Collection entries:
--------------------------------------------------

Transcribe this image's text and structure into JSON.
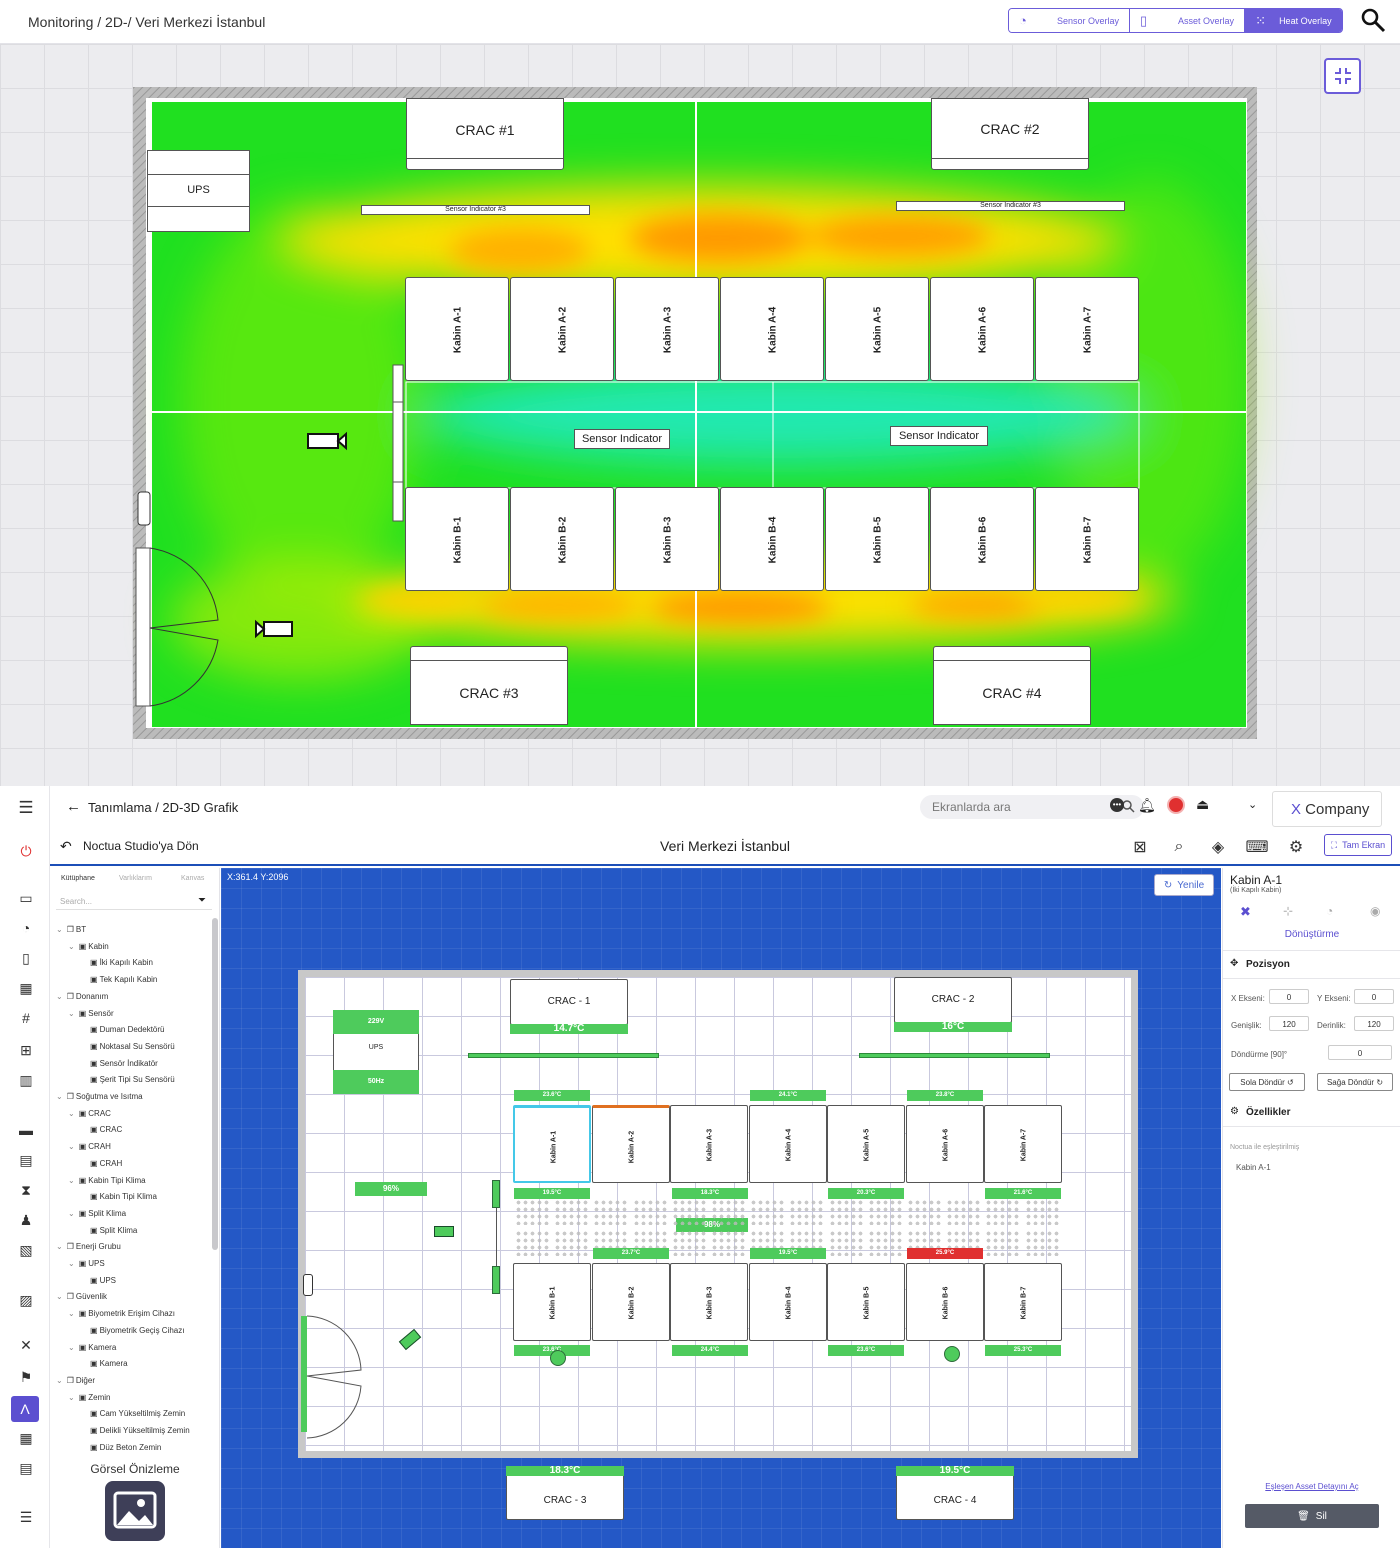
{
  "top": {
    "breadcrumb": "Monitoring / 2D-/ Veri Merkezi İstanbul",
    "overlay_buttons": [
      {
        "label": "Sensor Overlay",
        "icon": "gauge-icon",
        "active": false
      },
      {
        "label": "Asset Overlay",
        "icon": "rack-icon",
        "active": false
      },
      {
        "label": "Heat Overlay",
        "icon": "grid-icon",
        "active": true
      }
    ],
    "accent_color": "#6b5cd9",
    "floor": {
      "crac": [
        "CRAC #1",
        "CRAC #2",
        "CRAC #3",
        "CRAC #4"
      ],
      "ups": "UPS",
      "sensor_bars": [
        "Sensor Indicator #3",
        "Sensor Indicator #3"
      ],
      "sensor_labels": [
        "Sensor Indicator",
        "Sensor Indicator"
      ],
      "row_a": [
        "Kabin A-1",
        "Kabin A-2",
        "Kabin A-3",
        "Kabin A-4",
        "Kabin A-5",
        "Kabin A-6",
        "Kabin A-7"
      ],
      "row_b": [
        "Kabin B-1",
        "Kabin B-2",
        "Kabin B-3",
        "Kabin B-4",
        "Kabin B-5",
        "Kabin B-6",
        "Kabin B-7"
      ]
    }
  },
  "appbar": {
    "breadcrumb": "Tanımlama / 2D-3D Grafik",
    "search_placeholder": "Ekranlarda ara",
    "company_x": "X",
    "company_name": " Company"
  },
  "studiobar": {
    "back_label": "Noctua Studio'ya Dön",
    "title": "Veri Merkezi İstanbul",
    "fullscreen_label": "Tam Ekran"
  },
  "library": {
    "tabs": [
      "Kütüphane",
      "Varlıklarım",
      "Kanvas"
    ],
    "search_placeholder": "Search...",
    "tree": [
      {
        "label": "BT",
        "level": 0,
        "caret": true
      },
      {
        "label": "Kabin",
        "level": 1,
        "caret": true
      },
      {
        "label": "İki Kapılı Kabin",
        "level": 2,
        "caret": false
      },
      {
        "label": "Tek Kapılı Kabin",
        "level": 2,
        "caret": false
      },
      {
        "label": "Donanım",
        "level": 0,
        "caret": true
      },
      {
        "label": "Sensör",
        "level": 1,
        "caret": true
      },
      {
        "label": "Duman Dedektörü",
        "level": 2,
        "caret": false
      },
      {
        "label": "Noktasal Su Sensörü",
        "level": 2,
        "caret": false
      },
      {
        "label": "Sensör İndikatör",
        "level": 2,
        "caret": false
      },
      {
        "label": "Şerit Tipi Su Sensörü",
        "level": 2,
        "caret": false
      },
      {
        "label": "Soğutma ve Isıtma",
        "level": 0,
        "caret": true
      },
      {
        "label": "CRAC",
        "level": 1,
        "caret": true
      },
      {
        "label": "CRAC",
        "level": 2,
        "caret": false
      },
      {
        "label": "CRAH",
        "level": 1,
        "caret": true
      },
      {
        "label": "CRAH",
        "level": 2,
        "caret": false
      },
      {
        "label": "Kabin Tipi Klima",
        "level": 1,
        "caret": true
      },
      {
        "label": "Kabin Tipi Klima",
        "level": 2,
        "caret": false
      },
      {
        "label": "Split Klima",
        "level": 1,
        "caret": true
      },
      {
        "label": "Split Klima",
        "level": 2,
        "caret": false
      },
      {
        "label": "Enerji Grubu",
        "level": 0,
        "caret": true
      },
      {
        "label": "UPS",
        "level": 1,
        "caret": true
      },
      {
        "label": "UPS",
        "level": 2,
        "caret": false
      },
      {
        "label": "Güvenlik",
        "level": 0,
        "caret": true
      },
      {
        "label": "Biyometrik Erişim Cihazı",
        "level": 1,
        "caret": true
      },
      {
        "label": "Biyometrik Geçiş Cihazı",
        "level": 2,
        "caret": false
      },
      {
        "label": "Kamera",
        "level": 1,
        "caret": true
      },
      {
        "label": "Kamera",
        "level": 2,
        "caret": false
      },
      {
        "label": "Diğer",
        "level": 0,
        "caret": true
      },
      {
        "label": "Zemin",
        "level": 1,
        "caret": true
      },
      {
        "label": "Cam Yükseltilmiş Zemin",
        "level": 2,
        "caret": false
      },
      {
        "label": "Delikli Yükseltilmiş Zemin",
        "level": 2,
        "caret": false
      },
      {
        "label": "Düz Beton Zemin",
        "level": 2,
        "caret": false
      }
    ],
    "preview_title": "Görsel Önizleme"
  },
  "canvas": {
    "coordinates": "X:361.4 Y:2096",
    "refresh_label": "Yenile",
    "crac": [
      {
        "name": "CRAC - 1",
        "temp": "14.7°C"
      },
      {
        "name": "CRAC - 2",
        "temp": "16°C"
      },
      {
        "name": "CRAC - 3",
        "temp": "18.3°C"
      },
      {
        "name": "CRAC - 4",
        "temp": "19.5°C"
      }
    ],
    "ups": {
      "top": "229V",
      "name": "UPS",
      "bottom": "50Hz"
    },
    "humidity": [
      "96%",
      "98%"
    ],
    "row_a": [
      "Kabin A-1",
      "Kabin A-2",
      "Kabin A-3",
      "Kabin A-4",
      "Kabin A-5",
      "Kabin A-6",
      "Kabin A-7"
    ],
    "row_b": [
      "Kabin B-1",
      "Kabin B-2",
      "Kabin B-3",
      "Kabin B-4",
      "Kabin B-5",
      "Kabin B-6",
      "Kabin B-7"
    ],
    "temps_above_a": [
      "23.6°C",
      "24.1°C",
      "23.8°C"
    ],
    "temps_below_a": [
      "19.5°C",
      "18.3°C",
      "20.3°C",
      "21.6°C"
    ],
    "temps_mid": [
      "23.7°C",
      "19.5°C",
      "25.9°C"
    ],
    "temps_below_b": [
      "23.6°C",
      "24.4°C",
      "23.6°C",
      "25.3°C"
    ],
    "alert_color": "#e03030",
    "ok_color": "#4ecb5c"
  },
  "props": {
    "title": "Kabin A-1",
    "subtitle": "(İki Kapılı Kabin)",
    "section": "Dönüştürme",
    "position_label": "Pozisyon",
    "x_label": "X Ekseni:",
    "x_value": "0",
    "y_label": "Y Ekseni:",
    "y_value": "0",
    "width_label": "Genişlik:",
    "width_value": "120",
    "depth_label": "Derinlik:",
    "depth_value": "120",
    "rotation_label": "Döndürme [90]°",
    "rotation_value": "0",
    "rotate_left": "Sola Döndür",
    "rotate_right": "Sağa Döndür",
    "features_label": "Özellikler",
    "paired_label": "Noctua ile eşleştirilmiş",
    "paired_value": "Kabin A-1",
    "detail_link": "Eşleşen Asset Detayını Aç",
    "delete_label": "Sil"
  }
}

--------------------------------------------------

Job
Nothing in the entries above should change when they are printed again, except that the pictures are dropped.

Result
Transcribe this image's text and structure into JSON.
{
  "top": {
    "breadcrumb": "Monitoring / 2D-/ Veri Merkezi İstanbul",
    "overlay_buttons": [
      {
        "label": "Sensor Overlay",
        "icon": "gauge-icon",
        "active": false
      },
      {
        "label": "Asset Overlay",
        "icon": "rack-icon",
        "active": false
      },
      {
        "label": "Heat Overlay",
        "icon": "grid-icon",
        "active": true
      }
    ],
    "accent_color": "#6b5cd9",
    "floor": {
      "crac": [
        "CRAC #1",
        "CRAC #2",
        "CRAC #3",
        "CRAC #4"
      ],
      "ups": "UPS",
      "sensor_bars": [
        "Sensor Indicator #3",
        "Sensor Indicator #3"
      ],
      "sensor_labels": [
        "Sensor Indicator",
        "Sensor Indicator"
      ],
      "row_a": [
        "Kabin A-1",
        "Kabin A-2",
        "Kabin A-3",
        "Kabin A-4",
        "Kabin A-5",
        "Kabin A-6",
        "Kabin A-7"
      ],
      "row_b": [
        "Kabin B-1",
        "Kabin B-2",
        "Kabin B-3",
        "Kabin B-4",
        "Kabin B-5",
        "Kabin B-6",
        "Kabin B-7"
      ]
    }
  },
  "appbar": {
    "breadcrumb": "Tanımlama / 2D-3D Grafik",
    "search_placeholder": "Ekranlarda ara",
    "company_x": "X",
    "company_name": " Company"
  },
  "studiobar": {
    "back_label": "Noctua Studio'ya Dön",
    "title": "Veri Merkezi İstanbul",
    "fullscreen_label": "Tam Ekran"
  },
  "library": {
    "tabs": [
      "Kütüphane",
      "Varlıklarım",
      "Kanvas"
    ],
    "search_placeholder": "Search...",
    "tree": [
      {
        "label": "BT",
        "level": 0,
        "caret": true
      },
      {
        "label": "Kabin",
        "level": 1,
        "caret": true
      },
      {
        "label": "İki Kapılı Kabin",
        "level": 2,
        "caret": false
      },
      {
        "label": "Tek Kapılı Kabin",
        "level": 2,
        "caret": false
      },
      {
        "label": "Donanım",
        "level": 0,
        "caret": true
      },
      {
        "label": "Sensör",
        "level": 1,
        "caret": true
      },
      {
        "label": "Duman Dedektörü",
        "level": 2,
        "caret": false
      },
      {
        "label": "Noktasal Su Sensörü",
        "level": 2,
        "caret": false
      },
      {
        "label": "Sensör İndikatör",
        "level": 2,
        "caret": false
      },
      {
        "label": "Şerit Tipi Su Sensörü",
        "level": 2,
        "caret": false
      },
      {
        "label": "Soğutma ve Isıtma",
        "level": 0,
        "caret": true
      },
      {
        "label": "CRAC",
        "level": 1,
        "caret": true
      },
      {
        "label": "CRAC",
        "level": 2,
        "caret": false
      },
      {
        "label": "CRAH",
        "level": 1,
        "caret": true
      },
      {
        "label": "CRAH",
        "level": 2,
        "caret": false
      },
      {
        "label": "Kabin Tipi Klima",
        "level": 1,
        "caret": true
      },
      {
        "label": "Kabin Tipi Klima",
        "level": 2,
        "caret": false
      },
      {
        "label": "Split Klima",
        "level": 1,
        "caret": true
      },
      {
        "label": "Split Klima",
        "level": 2,
        "caret": false
      },
      {
        "label": "Enerji Grubu",
        "level": 0,
        "caret": true
      },
      {
        "label": "UPS",
        "level": 1,
        "caret": true
      },
      {
        "label": "UPS",
        "level": 2,
        "caret": false
      },
      {
        "label": "Güvenlik",
        "level": 0,
        "caret": true
      },
      {
        "label": "Biyometrik Erişim Cihazı",
        "level": 1,
        "caret": true
      },
      {
        "label": "Biyometrik Geçiş Cihazı",
        "level": 2,
        "caret": false
      },
      {
        "label": "Kamera",
        "level": 1,
        "caret": true
      },
      {
        "label": "Kamera",
        "level": 2,
        "caret": false
      },
      {
        "label": "Diğer",
        "level": 0,
        "caret": true
      },
      {
        "label": "Zemin",
        "level": 1,
        "caret": true
      },
      {
        "label": "Cam Yükseltilmiş Zemin",
        "level": 2,
        "caret": false
      },
      {
        "label": "Delikli Yükseltilmiş Zemin",
        "level": 2,
        "caret": false
      },
      {
        "label": "Düz Beton Zemin",
        "level": 2,
        "caret": false
      }
    ],
    "preview_title": "Görsel Önizleme"
  },
  "canvas": {
    "coordinates": "X:361.4 Y:2096",
    "refresh_label": "Yenile",
    "crac": [
      {
        "name": "CRAC - 1",
        "temp": "14.7°C"
      },
      {
        "name": "CRAC - 2",
        "temp": "16°C"
      },
      {
        "name": "CRAC - 3",
        "temp": "18.3°C"
      },
      {
        "name": "CRAC - 4",
        "temp": "19.5°C"
      }
    ],
    "ups": {
      "top": "229V",
      "name": "UPS",
      "bottom": "50Hz"
    },
    "humidity": [
      "96%",
      "98%"
    ],
    "row_a": [
      "Kabin A-1",
      "Kabin A-2",
      "Kabin A-3",
      "Kabin A-4",
      "Kabin A-5",
      "Kabin A-6",
      "Kabin A-7"
    ],
    "row_b": [
      "Kabin B-1",
      "Kabin B-2",
      "Kabin B-3",
      "Kabin B-4",
      "Kabin B-5",
      "Kabin B-6",
      "Kabin B-7"
    ],
    "temps_above_a": [
      "23.6°C",
      "24.1°C",
      "23.8°C"
    ],
    "temps_below_a": [
      "19.5°C",
      "18.3°C",
      "20.3°C",
      "21.6°C"
    ],
    "temps_mid": [
      "23.7°C",
      "19.5°C",
      "25.9°C"
    ],
    "temps_below_b": [
      "23.6°C",
      "24.4°C",
      "23.6°C",
      "25.3°C"
    ],
    "alert_color": "#e03030",
    "ok_color": "#4ecb5c"
  },
  "props": {
    "title": "Kabin A-1",
    "subtitle": "(İki Kapılı Kabin)",
    "section": "Dönüştürme",
    "position_label": "Pozisyon",
    "x_label": "X Ekseni:",
    "x_value": "0",
    "y_label": "Y Ekseni:",
    "y_value": "0",
    "width_label": "Genişlik:",
    "width_value": "120",
    "depth_label": "Derinlik:",
    "depth_value": "120",
    "rotation_label": "Döndürme [90]°",
    "rotation_value": "0",
    "rotate_left": "Sola Döndür",
    "rotate_right": "Sağa Döndür",
    "features_label": "Özellikler",
    "paired_label": "Noctua ile eşleştirilmiş",
    "paired_value": "Kabin A-1",
    "detail_link": "Eşleşen Asset Detayını Aç",
    "delete_label": "Sil"
  }
}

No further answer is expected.